**REQUEST**
Write out the line with "Serialize everything readable" and every later line through the end of the data below, exactly as given, with no pictures in the copy.

**DATA TO USE**
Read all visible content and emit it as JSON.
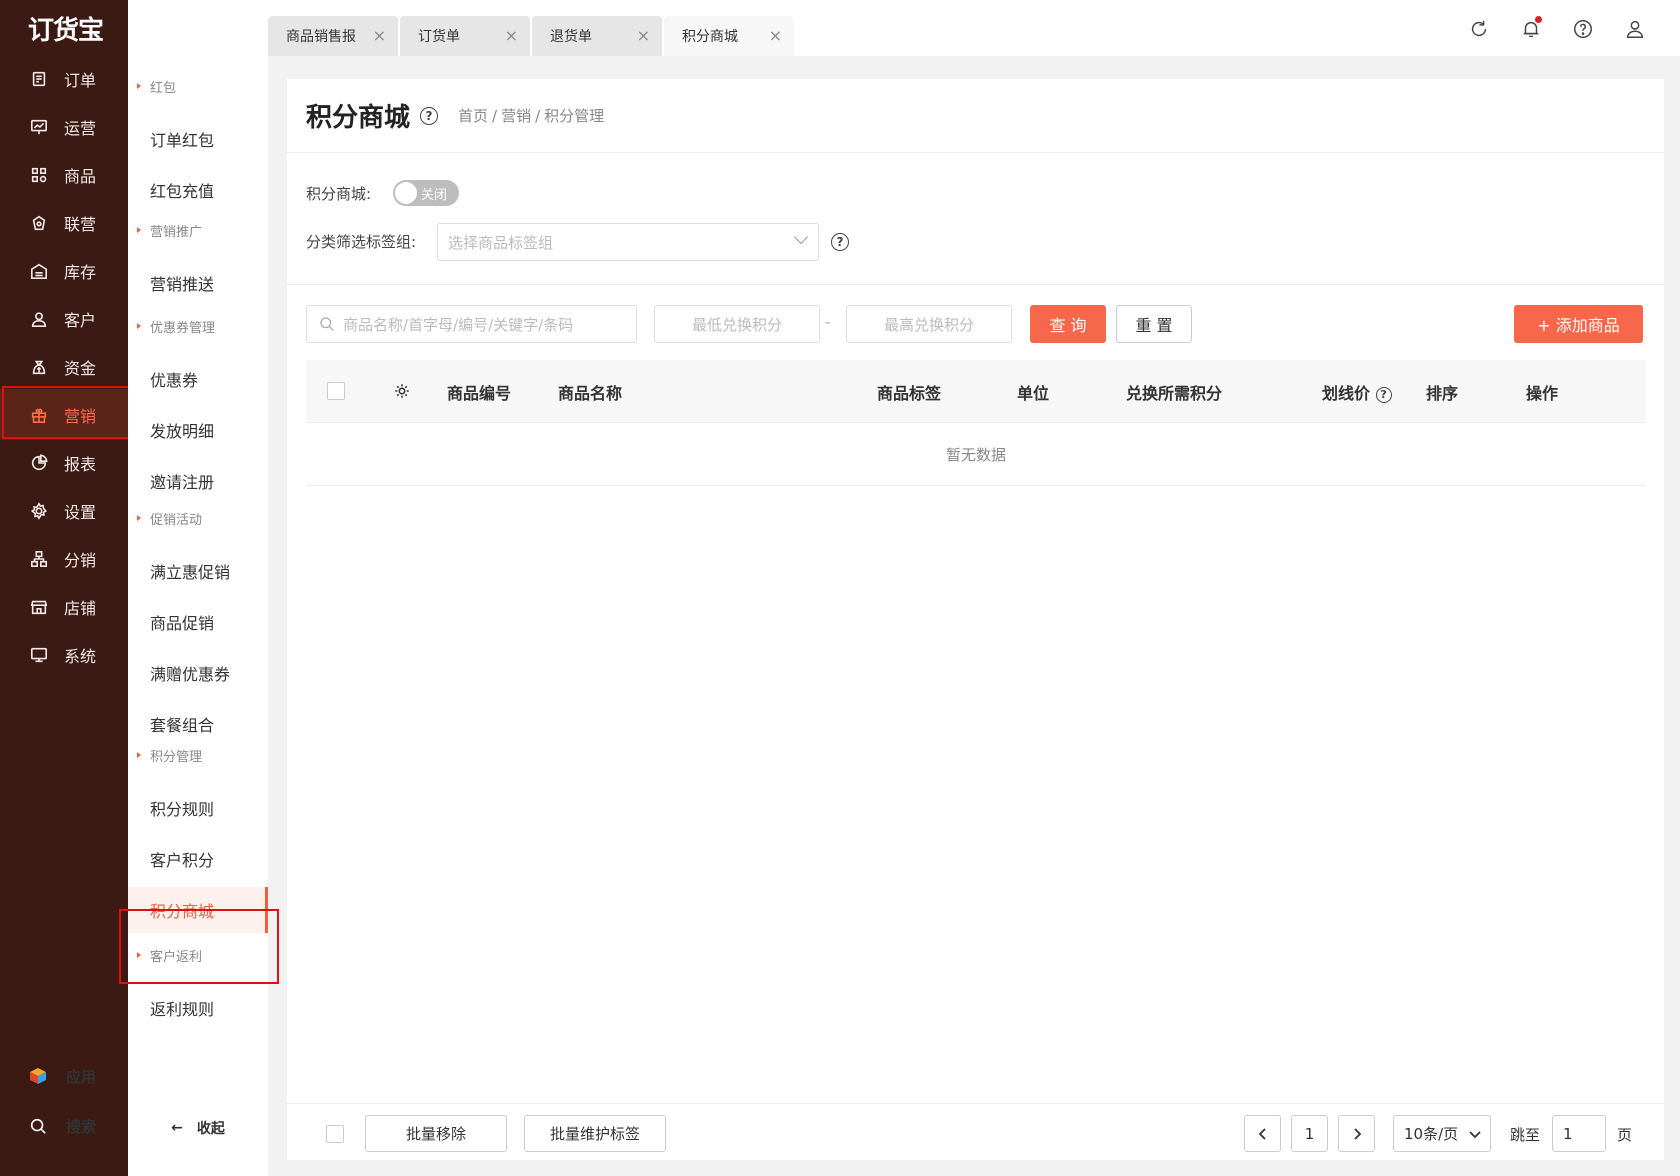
{
  "brand": {
    "logo_text": "订货宝"
  },
  "leftnav": {
    "items": [
      {
        "label": "订单",
        "icon": "order-icon"
      },
      {
        "label": "运营",
        "icon": "chart-board-icon"
      },
      {
        "label": "商品",
        "icon": "grid-icon"
      },
      {
        "label": "联营",
        "icon": "bag-icon"
      },
      {
        "label": "库存",
        "icon": "warehouse-icon"
      },
      {
        "label": "客户",
        "icon": "user-icon"
      },
      {
        "label": "资金",
        "icon": "money-bag-icon"
      },
      {
        "label": "营销",
        "icon": "gift-icon"
      },
      {
        "label": "报表",
        "icon": "pie-icon"
      },
      {
        "label": "设置",
        "icon": "gear-icon"
      },
      {
        "label": "分销",
        "icon": "network-icon"
      },
      {
        "label": "店铺",
        "icon": "store-icon"
      },
      {
        "label": "系统",
        "icon": "monitor-icon"
      }
    ],
    "active_index": 7,
    "apps_label": "应用",
    "search_label": "搜索"
  },
  "subnav": {
    "sections": [
      {
        "title": "红包",
        "items": [
          "订单红包",
          "红包充值"
        ]
      },
      {
        "title": "营销推广",
        "items": [
          "营销推送"
        ]
      },
      {
        "title": "优惠券管理",
        "items": [
          "优惠券",
          "发放明细",
          "邀请注册"
        ]
      },
      {
        "title": "促销活动",
        "items": [
          "满立惠促销",
          "商品促销",
          "满赠优惠券",
          "套餐组合"
        ]
      },
      {
        "title": "积分管理",
        "items": [
          "积分规则",
          "客户积分",
          "积分商城"
        ]
      },
      {
        "title": "客户返利",
        "items": [
          "返利规则"
        ]
      }
    ],
    "active_item": "积分商城",
    "collapse_label": "收起"
  },
  "tabs": [
    {
      "label": "商品销售报",
      "active": false
    },
    {
      "label": "订货单",
      "active": false
    },
    {
      "label": "退货单",
      "active": false
    },
    {
      "label": "积分商城",
      "active": true
    }
  ],
  "page": {
    "title": "积分商城",
    "breadcrumb": [
      "首页",
      "营销",
      "积分管理"
    ]
  },
  "filters": {
    "mall_label": "积分商城:",
    "switch_text": "关闭",
    "tag_group_label": "分类筛选标签组:",
    "tag_group_placeholder": "选择商品标签组",
    "search_placeholder": "商品名称/首字母/编号/关键字/条码",
    "min_points_placeholder": "最低兑换积分",
    "range_sep": "-",
    "max_points_placeholder": "最高兑换积分",
    "query_label": "查 询",
    "reset_label": "重 置",
    "add_label": "+ 添加商品"
  },
  "table": {
    "columns": [
      "商品编号",
      "商品名称",
      "商品标签",
      "单位",
      "兑换所需积分",
      "划线价",
      "排序",
      "操作"
    ],
    "empty_text": "暂无数据"
  },
  "footer": {
    "batch_remove": "批量移除",
    "batch_tags": "批量维护标签",
    "current_page": "1",
    "page_size": "10条/页",
    "jump_label": "跳至",
    "jump_value": "1",
    "page_suffix": "页"
  },
  "colors": {
    "accent": "#f7674a",
    "nav_bg": "#3b1a13"
  }
}
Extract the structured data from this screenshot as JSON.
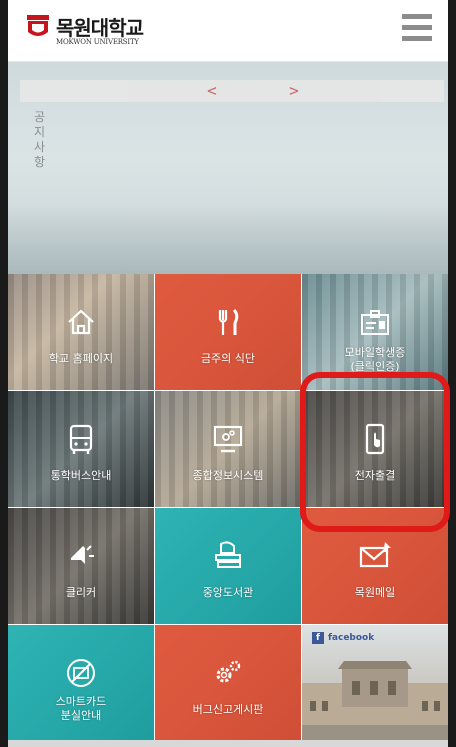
{
  "header": {
    "logo_name": "목원대학교",
    "logo_sub": "MOKWON UNIVERSITY"
  },
  "hero": {
    "prev_arrow": "<",
    "next_arrow": ">",
    "notice_title": "공지사항"
  },
  "tiles": [
    {
      "label": "학교 홈페이지",
      "icon": "home-icon"
    },
    {
      "label": "금주의 식단",
      "icon": "fork-knife-icon"
    },
    {
      "label": "모바일학생증\n(클릭인증)",
      "icon": "id-card-icon"
    },
    {
      "label": "통학버스안내",
      "icon": "bus-icon"
    },
    {
      "label": "종합정보시스템",
      "icon": "monitor-gear-icon"
    },
    {
      "label": "전자출결",
      "icon": "touch-phone-icon"
    },
    {
      "label": "클리커",
      "icon": "clicker-icon"
    },
    {
      "label": "중앙도서관",
      "icon": "books-icon"
    },
    {
      "label": "목원메일",
      "icon": "mail-icon"
    },
    {
      "label": "스마트카드\n분실안내",
      "icon": "card-lost-icon"
    },
    {
      "label": "버그신고게시판",
      "icon": "gears-icon"
    },
    {
      "label": "facebook",
      "icon": "facebook-icon"
    }
  ],
  "colors": {
    "accent_red": "#df5a3f",
    "teal": "#2fb3b3",
    "highlight": "#e01919",
    "facebook": "#3b5998"
  }
}
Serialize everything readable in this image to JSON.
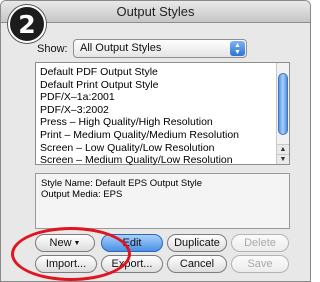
{
  "dialog": {
    "title": "Output Styles",
    "step_number": "2"
  },
  "show": {
    "label": "Show:",
    "selected": "All Output Styles"
  },
  "style_list": {
    "items": [
      "Default PDF Output Style",
      "Default Print Output Style",
      "PDF/X–1a:2001",
      "PDF/X–3:2002",
      "Press – High Quality/High Resolution",
      "Print – Medium Quality/Medium Resolution",
      "Screen – Low Quality/Low Resolution",
      "Screen – Medium Quality/Low Resolution"
    ]
  },
  "info": {
    "style_name": "Style Name: Default EPS Output Style",
    "output_media": "Output Media: EPS"
  },
  "buttons": {
    "new": "New",
    "edit": "Edit",
    "duplicate": "Duplicate",
    "delete": "Delete",
    "import": "Import...",
    "export": "Export...",
    "cancel": "Cancel",
    "save": "Save"
  },
  "colors": {
    "highlight": "#e2141f",
    "default_button": "#4b90e6"
  }
}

**ANSWER FOR THIS EXERCISE**
Serialize everything readable in this image to JSON.
{
  "dialog": {
    "title": "Output Styles",
    "step_number": "2"
  },
  "show": {
    "label": "Show:",
    "selected": "All Output Styles"
  },
  "style_list": {
    "items": [
      "Default PDF Output Style",
      "Default Print Output Style",
      "PDF/X–1a:2001",
      "PDF/X–3:2002",
      "Press – High Quality/High Resolution",
      "Print – Medium Quality/Medium Resolution",
      "Screen – Low Quality/Low Resolution",
      "Screen – Medium Quality/Low Resolution"
    ]
  },
  "info": {
    "style_name": "Style Name: Default EPS Output Style",
    "output_media": "Output Media: EPS"
  },
  "buttons": {
    "new": "New",
    "edit": "Edit",
    "duplicate": "Duplicate",
    "delete": "Delete",
    "import": "Import...",
    "export": "Export...",
    "cancel": "Cancel",
    "save": "Save"
  },
  "colors": {
    "highlight": "#e2141f",
    "default_button": "#4b90e6"
  }
}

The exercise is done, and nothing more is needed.